## WHAT YOU HAVE TO DO
Go through the data below. List every line that holds the word "技术放肆聊".
+ + + + + + +
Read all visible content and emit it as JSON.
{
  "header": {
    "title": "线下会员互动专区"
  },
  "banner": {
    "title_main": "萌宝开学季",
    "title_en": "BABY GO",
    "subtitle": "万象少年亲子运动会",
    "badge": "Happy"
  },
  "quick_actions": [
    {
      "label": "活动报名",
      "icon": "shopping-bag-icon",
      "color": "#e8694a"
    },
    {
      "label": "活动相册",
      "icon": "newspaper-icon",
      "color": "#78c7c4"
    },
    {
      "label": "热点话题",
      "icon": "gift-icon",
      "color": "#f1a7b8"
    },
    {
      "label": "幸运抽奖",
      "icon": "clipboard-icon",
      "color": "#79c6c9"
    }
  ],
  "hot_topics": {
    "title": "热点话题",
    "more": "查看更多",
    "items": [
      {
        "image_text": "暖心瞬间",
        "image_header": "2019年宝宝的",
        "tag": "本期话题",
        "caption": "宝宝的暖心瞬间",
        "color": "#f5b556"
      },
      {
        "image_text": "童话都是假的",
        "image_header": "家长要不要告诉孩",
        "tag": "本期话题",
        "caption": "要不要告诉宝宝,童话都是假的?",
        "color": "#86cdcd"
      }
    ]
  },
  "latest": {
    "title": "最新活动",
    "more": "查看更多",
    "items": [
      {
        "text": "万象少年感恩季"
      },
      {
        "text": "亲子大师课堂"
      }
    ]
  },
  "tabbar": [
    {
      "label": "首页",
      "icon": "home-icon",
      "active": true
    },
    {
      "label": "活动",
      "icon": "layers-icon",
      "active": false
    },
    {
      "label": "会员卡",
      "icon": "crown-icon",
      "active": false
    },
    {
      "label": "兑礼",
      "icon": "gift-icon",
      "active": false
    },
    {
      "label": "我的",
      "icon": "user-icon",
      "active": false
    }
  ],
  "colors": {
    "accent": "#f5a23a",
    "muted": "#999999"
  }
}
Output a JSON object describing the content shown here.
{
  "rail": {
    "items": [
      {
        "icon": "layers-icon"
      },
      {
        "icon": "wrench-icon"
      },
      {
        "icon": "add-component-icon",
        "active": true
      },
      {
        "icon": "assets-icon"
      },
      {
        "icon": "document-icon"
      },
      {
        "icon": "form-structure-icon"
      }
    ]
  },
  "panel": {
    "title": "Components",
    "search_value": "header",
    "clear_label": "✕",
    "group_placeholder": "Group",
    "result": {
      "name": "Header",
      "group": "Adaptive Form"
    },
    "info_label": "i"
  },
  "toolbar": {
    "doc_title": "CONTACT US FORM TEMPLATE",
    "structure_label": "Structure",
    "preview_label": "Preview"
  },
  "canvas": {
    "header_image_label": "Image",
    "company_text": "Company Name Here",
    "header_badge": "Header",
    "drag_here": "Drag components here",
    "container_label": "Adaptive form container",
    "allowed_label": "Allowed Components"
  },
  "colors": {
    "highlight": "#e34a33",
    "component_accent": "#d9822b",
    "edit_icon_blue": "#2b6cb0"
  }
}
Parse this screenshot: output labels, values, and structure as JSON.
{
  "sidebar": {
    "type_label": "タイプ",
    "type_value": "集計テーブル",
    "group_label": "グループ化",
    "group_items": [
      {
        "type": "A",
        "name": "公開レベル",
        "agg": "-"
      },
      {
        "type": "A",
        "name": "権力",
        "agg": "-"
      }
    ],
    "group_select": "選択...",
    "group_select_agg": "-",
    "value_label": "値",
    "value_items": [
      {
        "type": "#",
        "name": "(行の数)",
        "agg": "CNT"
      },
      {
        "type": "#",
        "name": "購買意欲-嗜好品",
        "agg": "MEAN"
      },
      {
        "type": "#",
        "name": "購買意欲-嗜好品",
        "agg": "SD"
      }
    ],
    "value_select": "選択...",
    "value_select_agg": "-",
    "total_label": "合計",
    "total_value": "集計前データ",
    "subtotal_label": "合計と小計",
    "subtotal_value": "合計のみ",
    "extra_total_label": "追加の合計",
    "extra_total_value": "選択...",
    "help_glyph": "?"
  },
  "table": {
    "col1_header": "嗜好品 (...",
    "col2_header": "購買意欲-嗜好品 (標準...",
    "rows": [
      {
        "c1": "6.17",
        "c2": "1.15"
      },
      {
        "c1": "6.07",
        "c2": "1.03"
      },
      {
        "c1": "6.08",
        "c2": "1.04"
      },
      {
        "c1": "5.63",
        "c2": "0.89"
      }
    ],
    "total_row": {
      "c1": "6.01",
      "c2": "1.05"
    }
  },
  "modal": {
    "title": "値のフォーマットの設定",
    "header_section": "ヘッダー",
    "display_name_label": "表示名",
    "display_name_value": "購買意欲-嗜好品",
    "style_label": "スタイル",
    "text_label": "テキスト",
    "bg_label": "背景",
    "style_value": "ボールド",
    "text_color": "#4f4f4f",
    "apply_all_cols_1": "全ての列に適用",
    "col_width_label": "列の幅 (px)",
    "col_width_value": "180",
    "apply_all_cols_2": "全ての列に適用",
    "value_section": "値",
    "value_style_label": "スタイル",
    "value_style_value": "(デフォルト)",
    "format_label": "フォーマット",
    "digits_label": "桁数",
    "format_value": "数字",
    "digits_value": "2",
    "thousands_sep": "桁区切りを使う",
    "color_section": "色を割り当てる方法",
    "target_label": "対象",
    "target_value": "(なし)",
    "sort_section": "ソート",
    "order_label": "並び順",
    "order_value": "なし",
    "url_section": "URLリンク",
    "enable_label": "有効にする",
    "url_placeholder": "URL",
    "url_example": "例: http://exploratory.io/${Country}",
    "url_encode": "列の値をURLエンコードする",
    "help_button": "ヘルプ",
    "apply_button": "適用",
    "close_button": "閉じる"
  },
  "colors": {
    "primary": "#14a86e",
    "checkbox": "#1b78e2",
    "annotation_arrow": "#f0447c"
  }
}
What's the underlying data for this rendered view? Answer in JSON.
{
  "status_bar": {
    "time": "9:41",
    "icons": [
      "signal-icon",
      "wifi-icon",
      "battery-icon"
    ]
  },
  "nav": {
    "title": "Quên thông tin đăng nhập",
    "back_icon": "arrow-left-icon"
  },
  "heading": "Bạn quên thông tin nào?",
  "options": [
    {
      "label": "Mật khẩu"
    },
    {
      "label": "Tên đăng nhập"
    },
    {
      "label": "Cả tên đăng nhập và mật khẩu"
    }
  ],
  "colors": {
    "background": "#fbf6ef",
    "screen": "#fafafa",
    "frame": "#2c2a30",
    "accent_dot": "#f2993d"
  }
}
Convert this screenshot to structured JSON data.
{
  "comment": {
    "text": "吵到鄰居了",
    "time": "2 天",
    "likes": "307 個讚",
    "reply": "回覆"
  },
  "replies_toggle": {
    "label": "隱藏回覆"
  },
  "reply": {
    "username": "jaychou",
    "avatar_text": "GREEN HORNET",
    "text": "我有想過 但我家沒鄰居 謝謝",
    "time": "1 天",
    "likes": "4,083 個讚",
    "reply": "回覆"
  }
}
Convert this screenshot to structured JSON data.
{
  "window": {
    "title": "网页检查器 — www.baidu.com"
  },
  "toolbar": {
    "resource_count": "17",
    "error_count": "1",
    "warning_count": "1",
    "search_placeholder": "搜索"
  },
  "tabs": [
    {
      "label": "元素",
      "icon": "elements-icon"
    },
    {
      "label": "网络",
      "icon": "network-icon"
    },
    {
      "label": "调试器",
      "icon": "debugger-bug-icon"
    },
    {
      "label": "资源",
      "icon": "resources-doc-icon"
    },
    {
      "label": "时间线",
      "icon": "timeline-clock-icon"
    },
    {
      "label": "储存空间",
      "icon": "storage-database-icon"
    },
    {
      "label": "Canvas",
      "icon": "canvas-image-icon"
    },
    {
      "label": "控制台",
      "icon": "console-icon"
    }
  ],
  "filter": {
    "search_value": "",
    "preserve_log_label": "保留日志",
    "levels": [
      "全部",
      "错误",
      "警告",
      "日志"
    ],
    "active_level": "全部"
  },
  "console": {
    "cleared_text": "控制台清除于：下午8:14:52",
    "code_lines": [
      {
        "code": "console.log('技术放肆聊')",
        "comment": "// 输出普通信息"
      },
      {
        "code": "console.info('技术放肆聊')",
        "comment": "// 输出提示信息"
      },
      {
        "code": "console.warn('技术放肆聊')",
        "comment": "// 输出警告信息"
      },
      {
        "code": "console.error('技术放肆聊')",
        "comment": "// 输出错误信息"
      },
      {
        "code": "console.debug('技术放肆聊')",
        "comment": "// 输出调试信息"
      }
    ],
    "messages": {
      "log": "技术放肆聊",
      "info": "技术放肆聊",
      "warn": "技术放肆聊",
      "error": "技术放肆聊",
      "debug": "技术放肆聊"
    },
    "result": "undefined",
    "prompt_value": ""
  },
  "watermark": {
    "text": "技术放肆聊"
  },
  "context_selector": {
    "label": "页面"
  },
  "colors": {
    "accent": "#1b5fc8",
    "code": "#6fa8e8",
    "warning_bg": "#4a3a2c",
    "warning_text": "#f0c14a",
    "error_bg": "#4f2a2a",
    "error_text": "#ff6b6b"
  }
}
+ + + + + + +
## ANSWER IN FULL
        "code": "console.log('技术放肆聊')",
        "code": "console.info('技术放肆聊')",
        "code": "console.warn('技术放肆聊')",
        "code": "console.error('技术放肆聊')",
        "code": "console.debug('技术放肆聊')",
      "log": "技术放肆聊",
      "info": "技术放肆聊",
      "warn": "技术放肆聊",
      "error": "技术放肆聊",
      "debug": "技术放肆聊"
    "text": "技术放肆聊"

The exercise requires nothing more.